-- Task description --
Give all the lines below again, exactly, with no pictures.

** begin Given records **

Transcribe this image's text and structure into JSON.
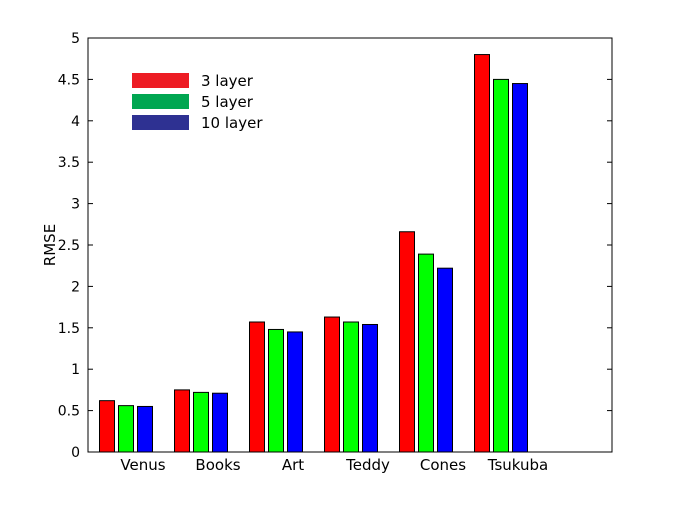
{
  "chart_data": {
    "type": "bar",
    "title": "",
    "xlabel": "",
    "ylabel": "RMSE",
    "ylim": [
      0,
      5
    ],
    "yticks": [
      "0",
      "0.5",
      "1",
      "1.5",
      "2",
      "2.5",
      "3",
      "3.5",
      "4",
      "4.5",
      "5"
    ],
    "categories": [
      "Venus",
      "Books",
      "Art",
      "Teddy",
      "Cones",
      "Tsukuba"
    ],
    "series": [
      {
        "name": "3 layer",
        "color": "#ff0000",
        "values": [
          0.62,
          0.75,
          1.57,
          1.63,
          2.66,
          4.8
        ]
      },
      {
        "name": "5 layer",
        "color": "#00ff00",
        "values": [
          0.56,
          0.72,
          1.48,
          1.57,
          2.39,
          4.5
        ]
      },
      {
        "name": "10 layer",
        "color": "#0000ff",
        "values": [
          0.55,
          0.71,
          1.45,
          1.54,
          2.22,
          4.45
        ]
      }
    ],
    "legend": {
      "placement": "top-left",
      "swatch_colors": [
        "#ed1c24",
        "#00a651",
        "#2e3192"
      ]
    },
    "grid": false
  }
}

** end Given records **

-- Solution to this problem --
Transcribe this image's text and structure into JSON.
{
  "chart_data": {
    "type": "bar",
    "title": "",
    "xlabel": "",
    "ylabel": "RMSE",
    "ylim": [
      0,
      5
    ],
    "yticks": [
      "0",
      "0.5",
      "1",
      "1.5",
      "2",
      "2.5",
      "3",
      "3.5",
      "4",
      "4.5",
      "5"
    ],
    "categories": [
      "Venus",
      "Books",
      "Art",
      "Teddy",
      "Cones",
      "Tsukuba"
    ],
    "series": [
      {
        "name": "3 layer",
        "color": "#ff0000",
        "values": [
          0.62,
          0.75,
          1.57,
          1.63,
          2.66,
          4.8
        ]
      },
      {
        "name": "5 layer",
        "color": "#00ff00",
        "values": [
          0.56,
          0.72,
          1.48,
          1.57,
          2.39,
          4.5
        ]
      },
      {
        "name": "10 layer",
        "color": "#0000ff",
        "values": [
          0.55,
          0.71,
          1.45,
          1.54,
          2.22,
          4.45
        ]
      }
    ],
    "legend": {
      "placement": "top-left",
      "swatch_colors": [
        "#ed1c24",
        "#00a651",
        "#2e3192"
      ]
    },
    "grid": false
  }
}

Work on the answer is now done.